_GIVEN EXERCISE_: Set down all of the data that follows word for word, without the images.

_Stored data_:
((

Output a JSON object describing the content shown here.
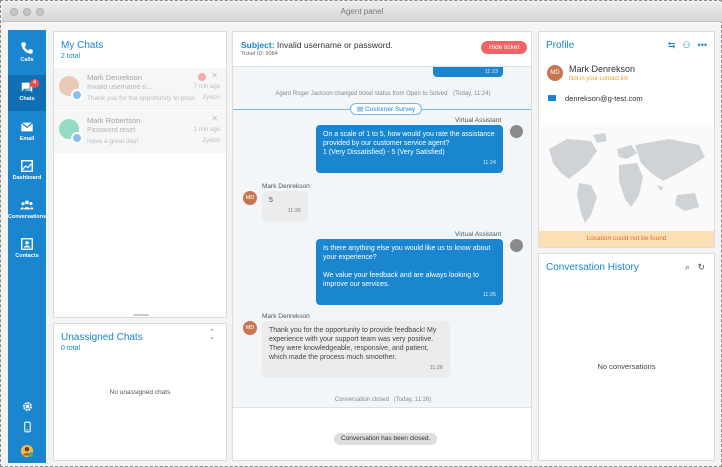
{
  "window": {
    "title": "Agent panel"
  },
  "nav": {
    "calls": "Calls",
    "chats": "Chats",
    "chats_badge": "4",
    "email": "Email",
    "dashboard": "Dashboard",
    "conversations": "Conversations",
    "contacts": "Contacts"
  },
  "my_chats": {
    "title": "My Chats",
    "total": "2 total",
    "items": [
      {
        "name": "Mark Denrekson",
        "line1": "Invalid username o...",
        "line2": "Thank you for the opportunity to provi...",
        "time": "7 min ago",
        "org": "Zyxion",
        "avatar_color": "#d9a07e"
      },
      {
        "name": "Mark Robertson",
        "line1": "Password reset",
        "line2": "Have a great day!",
        "time": "1 min ago",
        "org": "Zyxion",
        "avatar_color": "#3fbf8f"
      }
    ]
  },
  "unassigned": {
    "title": "Unassigned Chats",
    "total": "0 total",
    "empty": "No unassigned chats"
  },
  "conversation": {
    "subject_label": "Subject:",
    "subject": "Invalid username or password.",
    "ticket": "Ticket ID: 9084",
    "hide_ticket": "Hide ticket",
    "top_time": "11:23",
    "status_change": "Agent Roger Jackson changed ticket status from Open to Solved",
    "status_change_time": "(Today, 11:24)",
    "survey_label": "Customer Survey",
    "va_name": "Virtual Assistant",
    "customer_name": "Mark Denrekson",
    "customer_initials": "MD",
    "msg1": "On a scale of 1 to 5, how would you rate the assistance provided by our customer service agent?\n1 (Very Dissatisfied) - 5 (Very Satisfied)",
    "msg1_time": "11:24",
    "msg2": "5",
    "msg2_time": "11:26",
    "msg3": "Is there anything else you would like us to know about your experience?\n\nWe value your feedback and are always looking to improve our services.",
    "msg3_time": "11:26",
    "msg4": "Thank you for the opportunity to provide feedback! My experience with your support team was very positive. They were knowledgeable, responsive, and patient, which made the process much smoother.",
    "msg4_time": "11:26",
    "closed_note": "Conversation closed",
    "closed_note_time": "(Today, 11:26)",
    "closed_banner": "Conversation has been closed."
  },
  "profile": {
    "title": "Profile",
    "initials": "MD",
    "name": "Mark Denrekson",
    "contact_status": "Not in your contact list",
    "email": "denrekson@g-test.com",
    "location_error": "Location could not be found"
  },
  "history": {
    "title": "Conversation History",
    "empty": "No conversations"
  },
  "colors": {
    "primary": "#1a86d0",
    "danger": "#f06464",
    "warning_bg": "#fbe0b6",
    "warning_text": "#e06b2d"
  }
}
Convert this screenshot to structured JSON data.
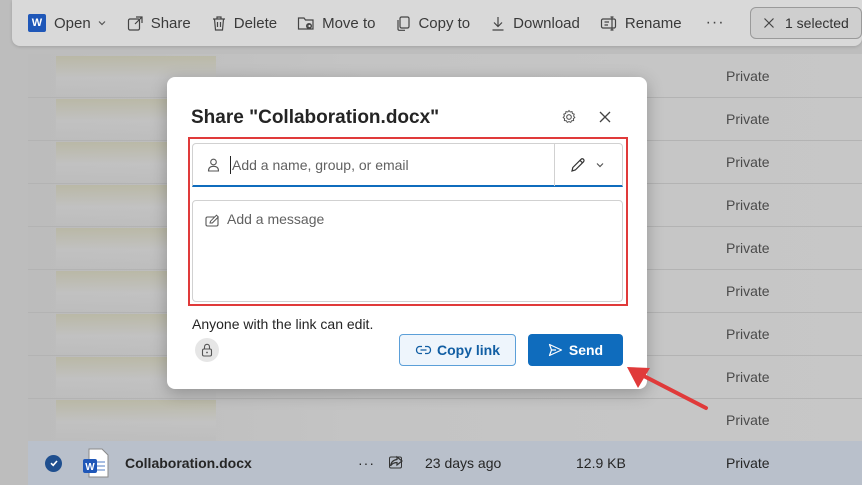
{
  "toolbar": {
    "open": "Open",
    "share": "Share",
    "delete": "Delete",
    "move_to": "Move to",
    "copy_to": "Copy to",
    "download": "Download",
    "rename": "Rename",
    "more": "···",
    "selected": "1 selected"
  },
  "list": {
    "rows_access": [
      "Private",
      "Private",
      "Private",
      "Private",
      "Private",
      "Private",
      "Private",
      "Private",
      "Private"
    ],
    "selected_file": {
      "name": "Collaboration.docx",
      "more": "···",
      "modified": "23 days ago",
      "size": "12.9 KB",
      "access": "Private"
    }
  },
  "dialog": {
    "title": "Share \"Collaboration.docx\"",
    "recipient_placeholder": "Add a name, group, or email",
    "message_placeholder": "Add a message",
    "link_note": "Anyone with the link can edit.",
    "copy_link": "Copy link",
    "send": "Send"
  },
  "colors": {
    "accent": "#0f6cbd",
    "highlight": "#e03a3a"
  }
}
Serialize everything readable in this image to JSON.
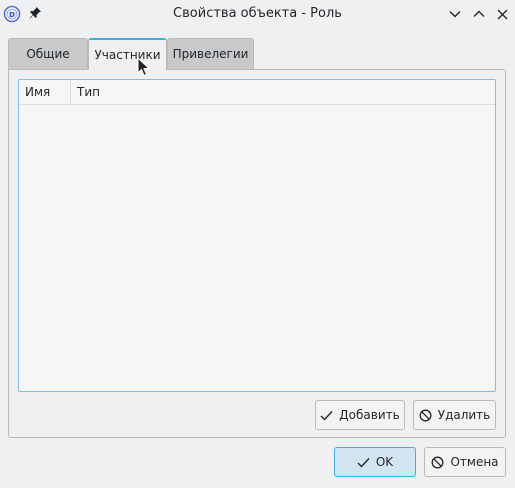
{
  "window": {
    "title": "Свойства объекта - Роль",
    "icons": {
      "app": "dbeaver-app-icon",
      "pin": "pin-icon",
      "minimize": "chevron-down-icon",
      "maximize": "chevron-up-icon",
      "close": "close-icon"
    }
  },
  "tabs": [
    {
      "label": "Общие",
      "active": false
    },
    {
      "label": "Участники",
      "active": true
    },
    {
      "label": "Привелегии",
      "active": false
    }
  ],
  "table": {
    "columns": [
      "Имя",
      "Тип"
    ],
    "rows": []
  },
  "panel_buttons": {
    "add_label": "Добавить",
    "delete_label": "Удалить"
  },
  "dialog_buttons": {
    "ok_label": "OK",
    "cancel_label": "Отмена"
  },
  "colors": {
    "accent": "#3daee9",
    "window_bg": "#eff0f1",
    "ok_bg": "#d2e5f1"
  }
}
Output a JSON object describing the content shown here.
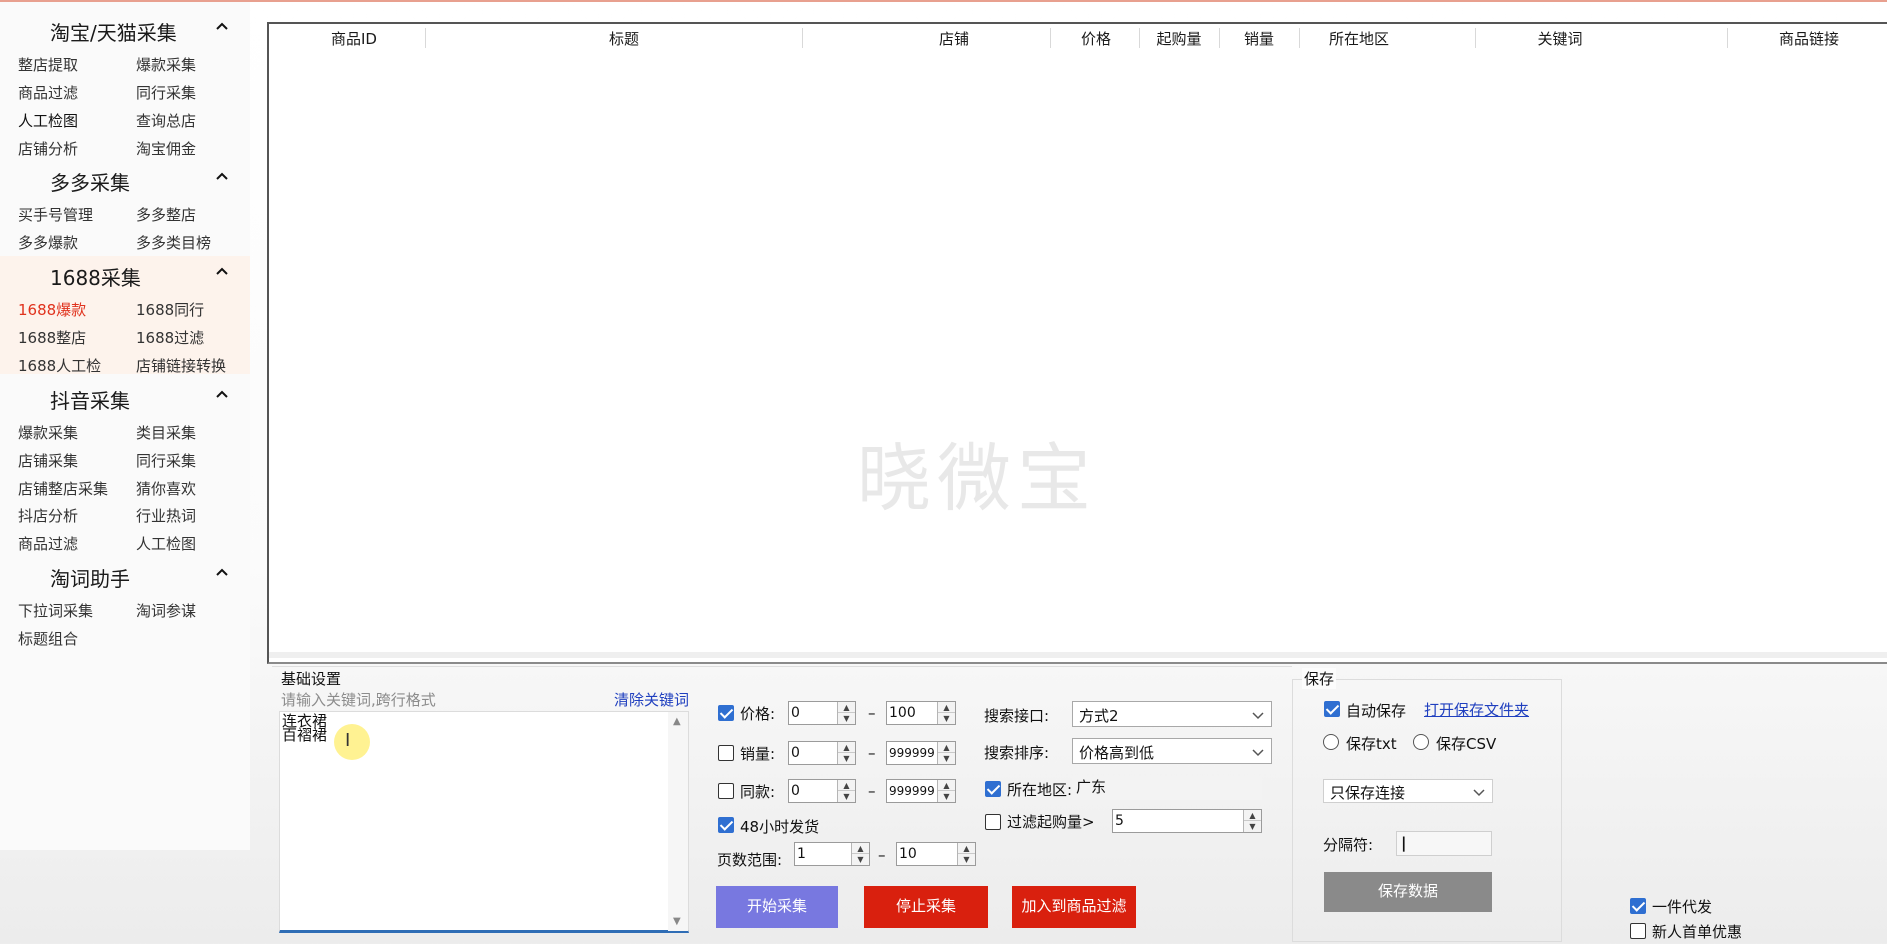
{
  "sidebar": {
    "groups": [
      {
        "title": "淘宝/天猫采集",
        "items": [
          "整店提取",
          "爆款采集",
          "商品过滤",
          "同行采集",
          "人工检图",
          "查询总店",
          "店铺分析",
          "淘宝佣金"
        ]
      },
      {
        "title": "多多采集",
        "items": [
          "买手号管理",
          "多多整店",
          "多多爆款",
          "多多类目榜"
        ]
      },
      {
        "title": "1688采集",
        "items": [
          "1688爆款",
          "1688同行",
          "1688整店",
          "1688过滤",
          "1688人工检",
          "店铺链接转换"
        ]
      },
      {
        "title": "抖音采集",
        "items": [
          "爆款采集",
          "类目采集",
          "店铺采集",
          "同行采集",
          "店铺整店采集",
          "猜你喜欢",
          "抖店分析",
          "行业热词",
          "商品过滤",
          "人工检图"
        ]
      },
      {
        "title": "淘词助手",
        "items": [
          "下拉词采集",
          "淘词参谋",
          "标题组合"
        ]
      }
    ],
    "active_item": "1688爆款"
  },
  "table": {
    "columns": [
      "商品ID",
      "标题",
      "店铺",
      "价格",
      "起购量",
      "销量",
      "所在地区",
      "关键词",
      "商品链接"
    ],
    "watermark": "晓微宝"
  },
  "basic": {
    "section_label": "基础设置",
    "hint": "请输入关键词,跨行格式",
    "clear_link": "清除关键词",
    "keywords": "连衣裙\n百褶裙"
  },
  "filters": {
    "price": {
      "label": "价格:",
      "checked": true,
      "min": "0",
      "max": "100"
    },
    "sales": {
      "label": "销量:",
      "checked": false,
      "min": "0",
      "max": "999999"
    },
    "same": {
      "label": "同款:",
      "checked": false,
      "min": "0",
      "max": "999999"
    },
    "ship48": {
      "label": "48小时发货",
      "checked": true
    },
    "pages": {
      "label": "页数范围:",
      "min": "1",
      "max": "10"
    },
    "dash": "–"
  },
  "search": {
    "api_label": "搜索接口:",
    "api_value": "方式2",
    "sort_label": "搜索排序:",
    "sort_value": "价格高到低",
    "region_label": "所在地区:",
    "region_checked": true,
    "region_value": "广东",
    "moq_label": "过滤起购量>",
    "moq_checked": false,
    "moq_value": "5"
  },
  "actions": {
    "start": "开始采集",
    "stop": "停止采集",
    "add": "加入到商品过滤"
  },
  "save": {
    "section_label": "保存",
    "auto_label": "自动保存",
    "auto_checked": true,
    "open_folder": "打开保存文件夹",
    "txt_label": "保存txt",
    "csv_label": "保存CSV",
    "mode_value": "只保存连接",
    "sep_label": "分隔符:",
    "sep_value": "|",
    "save_button": "保存数据"
  },
  "extra": {
    "dropship_label": "一件代发",
    "dropship_checked": true,
    "newuser_label": "新人首单优惠",
    "newuser_checked": false
  },
  "colors": {
    "accent": "#2f6fd1",
    "danger": "#d9200e",
    "start": "#7878e0",
    "active_item": "#e0321d"
  }
}
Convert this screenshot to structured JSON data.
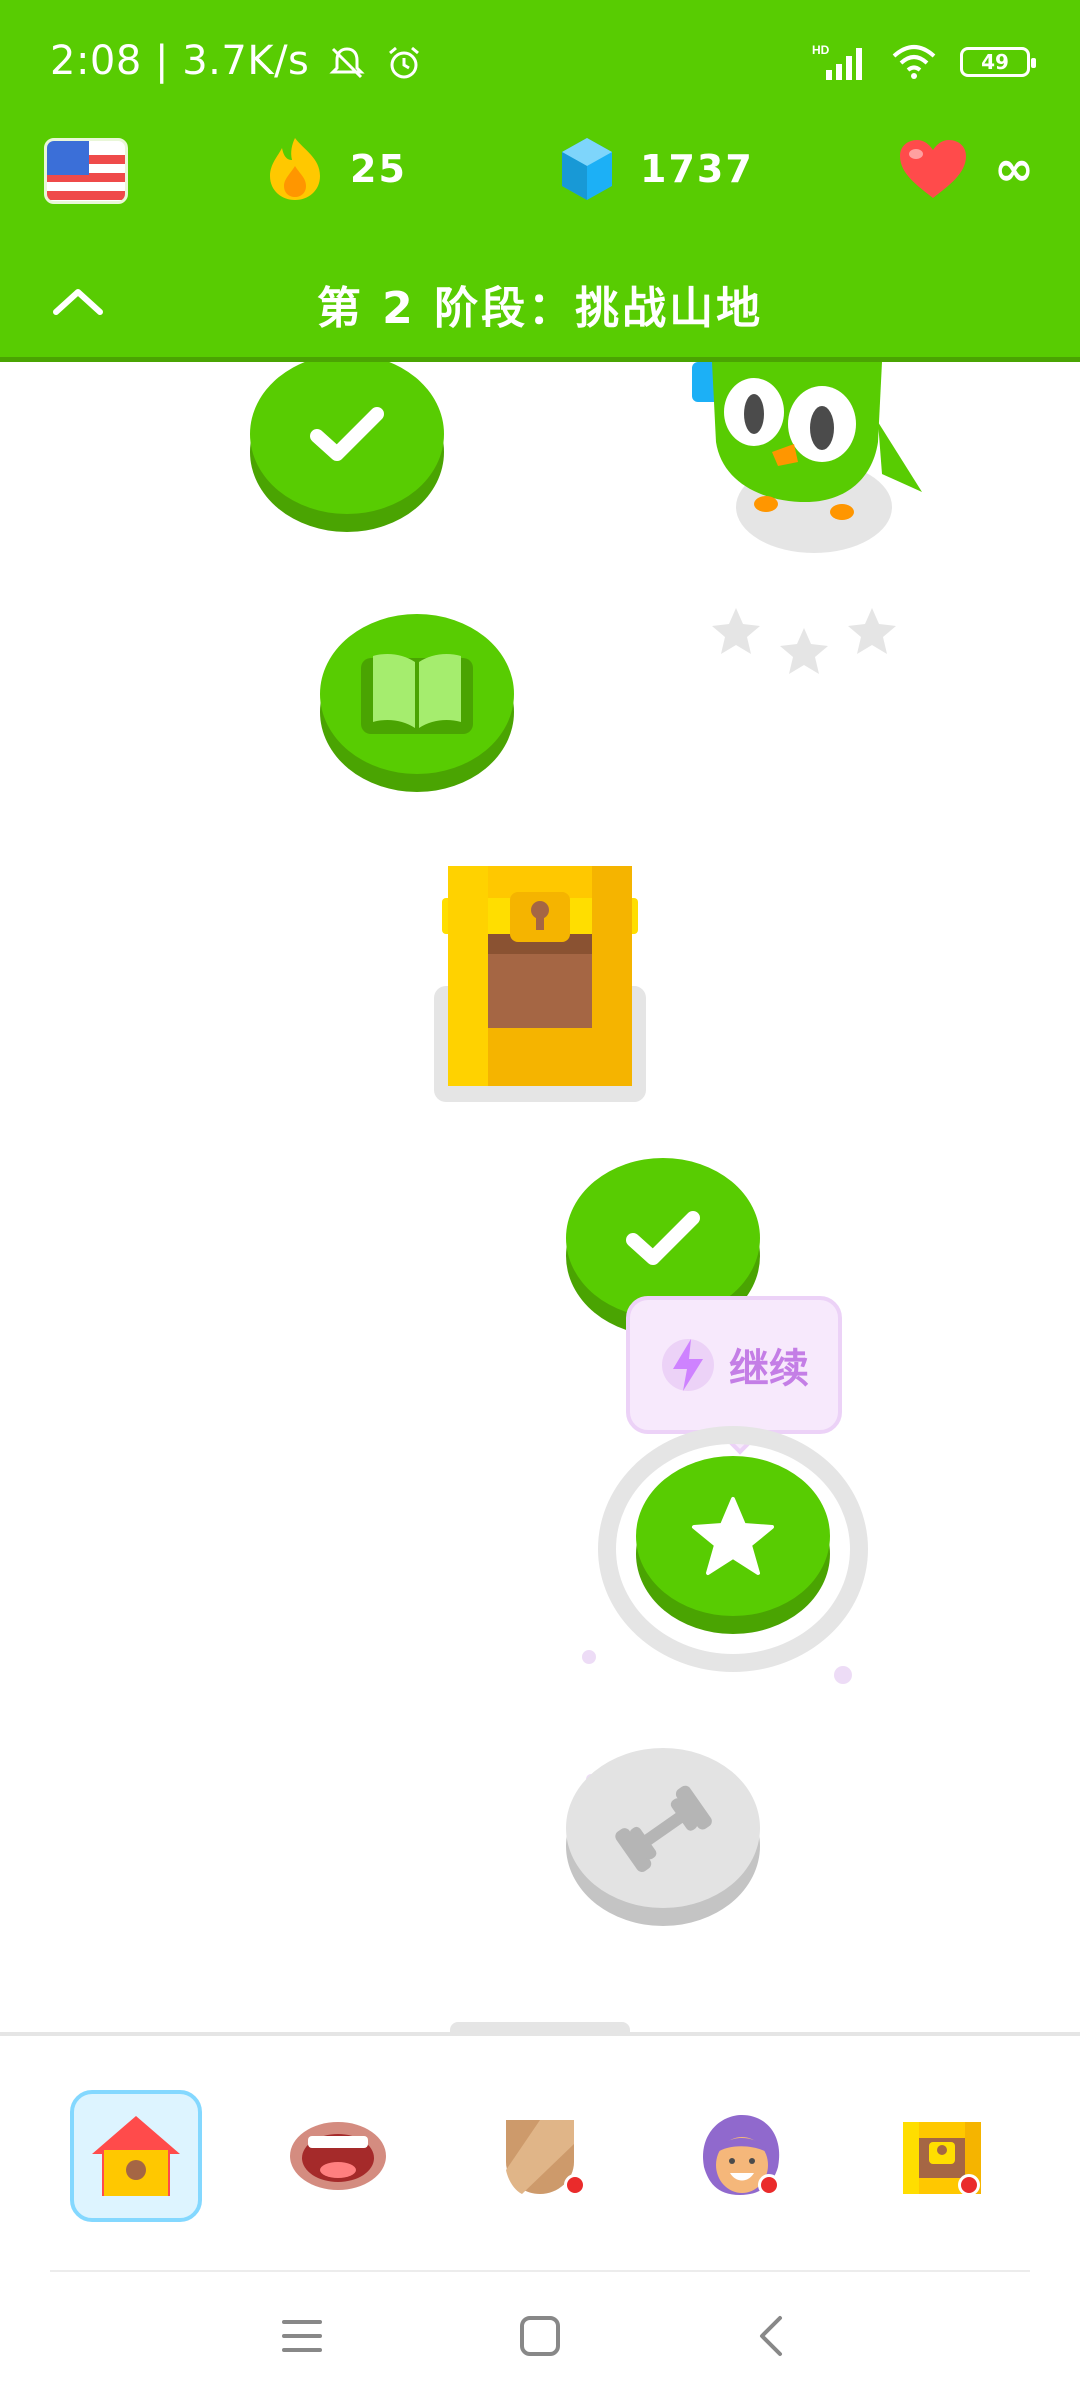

))

_EXERCISE RESULT_:
Output a JSON object describing the content shown here.
{
  "window": {
    "title": "Agent panel"
  },
  "nav": {
    "calls": "Calls",
    "chats": "Chats",
    "chats_badge": "4",
    "email": "Email",
    "dashboard": "Dashboard",
    "conversations": "Conversations",
    "contacts": "Contacts"
  },
  "my_chats": {
    "title": "My Chats",
    "total": "2 total",
    "items": [
      {
        "name": "Mark Denrekson",
        "line1": "Invalid username o...",
        "line2": "Thank you for the opportunity to provi...",
        "time": "7 min ago",
        "org": "Zyxion",
        "avatar_color": "#d9a07e"
      },
      {
        "name": "Mark Robertson",
        "line1": "Password reset",
        "line2": "Have a great day!",
        "time": "1 min ago",
        "org": "Zyxion",
        "avatar_color": "#3fbf8f"
      }
    ]
  },
  "unassigned": {
    "title": "Unassigned Chats",
    "total": "0 total",
    "empty": "No unassigned chats"
  },
  "conversation": {
    "subject_label": "Subject:",
    "subject": "Invalid username or password.",
    "ticket": "Ticket ID: 9084",
    "hide_ticket": "Hide ticket",
    "top_time": "11:23",
    "status_change": "Agent Roger Jackson changed ticket status from Open to Solved",
    "status_change_time": "(Today, 11:24)",
    "survey_label": "Customer Survey",
    "va_name": "Virtual Assistant",
    "customer_name": "Mark Denrekson",
    "customer_initials": "MD",
    "msg1": "On a scale of 1 to 5, how would you rate the assistance provided by our customer service agent?\n1 (Very Dissatisfied) - 5 (Very Satisfied)",
    "msg1_time": "11:24",
    "msg2": "5",
    "msg2_time": "11:26",
    "msg3": "Is there anything else you would like us to know about your experience?\n\nWe value your feedback and are always looking to improve our services.",
    "msg3_time": "11:26",
    "msg4": "Thank you for the opportunity to provide feedback! My experience with your support team was very positive. They were knowledgeable, responsive, and patient, which made the process much smoother.",
    "msg4_time": "11:26",
    "closed_note": "Conversation closed",
    "closed_note_time": "(Today, 11:26)",
    "closed_banner": "Conversation has been closed."
  },
  "profile": {
    "title": "Profile",
    "initials": "MD",
    "name": "Mark Denrekson",
    "contact_status": "Not in your contact list",
    "email": "denrekson@g-test.com",
    "location_error": "Location could not be found"
  },
  "history": {
    "title": "Conversation History",
    "empty": "No conversations"
  },
  "colors": {
    "primary": "#1a86d0",
    "danger": "#f06464",
    "warning_bg": "#fbe0b6",
    "warning_text": "#e06b2d"
  }
}
Convert this screenshot to structured JSON data.
{
  "toolbar": {
    "open": "Open",
    "share": "Share",
    "delete": "Delete",
    "move_to": "Move to",
    "copy_to": "Copy to",
    "download": "Download",
    "rename": "Rename",
    "more": "···",
    "selected": "1 selected"
  },
  "list": {
    "rows_access": [
      "Private",
      "Private",
      "Private",
      "Private",
      "Private",
      "Private",
      "Private",
      "Private",
      "Private"
    ],
    "selected_file": {
      "name": "Collaboration.docx",
      "more": "···",
      "modified": "23 days ago",
      "size": "12.9 KB",
      "access": "Private"
    }
  },
  "dialog": {
    "title": "Share \"Collaboration.docx\"",
    "recipient_placeholder": "Add a name, group, or email",
    "message_placeholder": "Add a message",
    "link_note": "Anyone with the link can edit.",
    "copy_link": "Copy link",
    "send": "Send"
  },
  "colors": {
    "accent": "#0f6cbd",
    "highlight": "#e03a3a"
  }
}
Serialize everything readable in this image to JSON.
{
  "window": {
    "title": "Свойства объекта - Роль",
    "icons": {
      "app": "dbeaver-app-icon",
      "pin": "pin-icon",
      "minimize": "chevron-down-icon",
      "maximize": "chevron-up-icon",
      "close": "close-icon"
    }
  },
  "tabs": [
    {
      "label": "Общие",
      "active": false
    },
    {
      "label": "Участники",
      "active": true
    },
    {
      "label": "Привелегии",
      "active": false
    }
  ],
  "table": {
    "columns": [
      "Имя",
      "Тип"
    ],
    "rows": []
  },
  "panel_buttons": {
    "add_label": "Добавить",
    "delete_label": "Удалить"
  },
  "dialog_buttons": {
    "ok_label": "OK",
    "cancel_label": "Отмена"
  },
  "colors": {
    "accent": "#3daee9",
    "window_bg": "#eff0f1",
    "ok_bg": "#d2e5f1"
  }
}
Output a JSON object describing the content shown here.
{
  "sidebar": {
    "groups": [
      {
        "title": "淘宝/天猫采集",
        "items": [
          "整店提取",
          "爆款采集",
          "商品过滤",
          "同行采集",
          "人工检图",
          "查询总店",
          "店铺分析",
          "淘宝佣金"
        ]
      },
      {
        "title": "多多采集",
        "items": [
          "买手号管理",
          "多多整店",
          "多多爆款",
          "多多类目榜"
        ]
      },
      {
        "title": "1688采集",
        "items": [
          "1688爆款",
          "1688同行",
          "1688整店",
          "1688过滤",
          "1688人工检",
          "店铺链接转换"
        ]
      },
      {
        "title": "抖音采集",
        "items": [
          "爆款采集",
          "类目采集",
          "店铺采集",
          "同行采集",
          "店铺整店采集",
          "猜你喜欢",
          "抖店分析",
          "行业热词",
          "商品过滤",
          "人工检图"
        ]
      },
      {
        "title": "淘词助手",
        "items": [
          "下拉词采集",
          "淘词参谋",
          "标题组合"
        ]
      }
    ],
    "active_item": "1688爆款"
  },
  "table": {
    "columns": [
      "商品ID",
      "标题",
      "店铺",
      "价格",
      "起购量",
      "销量",
      "所在地区",
      "关键词",
      "商品链接"
    ],
    "watermark": "晓微宝"
  },
  "basic": {
    "section_label": "基础设置",
    "hint": "请输入关键词,跨行格式",
    "clear_link": "清除关键词",
    "keywords": "连衣裙\n百褶裙"
  },
  "filters": {
    "price": {
      "label": "价格:",
      "checked": true,
      "min": "0",
      "max": "100"
    },
    "sales": {
      "label": "销量:",
      "checked": false,
      "min": "0",
      "max": "999999"
    },
    "same": {
      "label": "同款:",
      "checked": false,
      "min": "0",
      "max": "999999"
    },
    "ship48": {
      "label": "48小时发货",
      "checked": true
    },
    "pages": {
      "label": "页数范围:",
      "min": "1",
      "max": "10"
    },
    "dash": "–"
  },
  "search": {
    "api_label": "搜索接口:",
    "api_value": "方式2",
    "sort_label": "搜索排序:",
    "sort_value": "价格高到低",
    "region_label": "所在地区:",
    "region_checked": true,
    "region_value": "广东",
    "moq_label": "过滤起购量>",
    "moq_checked": false,
    "moq_value": "5"
  },
  "actions": {
    "start": "开始采集",
    "stop": "停止采集",
    "add": "加入到商品过滤"
  },
  "save": {
    "section_label": "保存",
    "auto_label": "自动保存",
    "auto_checked": true,
    "open_folder": "打开保存文件夹",
    "txt_label": "保存txt",
    "csv_label": "保存CSV",
    "mode_value": "只保存连接",
    "sep_label": "分隔符:",
    "sep_value": "|",
    "save_button": "保存数据"
  },
  "extra": {
    "dropship_label": "一件代发",
    "dropship_checked": true,
    "newuser_label": "新人首单优惠",
    "newuser_checked": false
  },
  "colors": {
    "accent": "#2f6fd1",
    "danger": "#d9200e",
    "start": "#7878e0",
    "active_item": "#e0321d"
  }
}
Convert this screenshot to structured JSON data.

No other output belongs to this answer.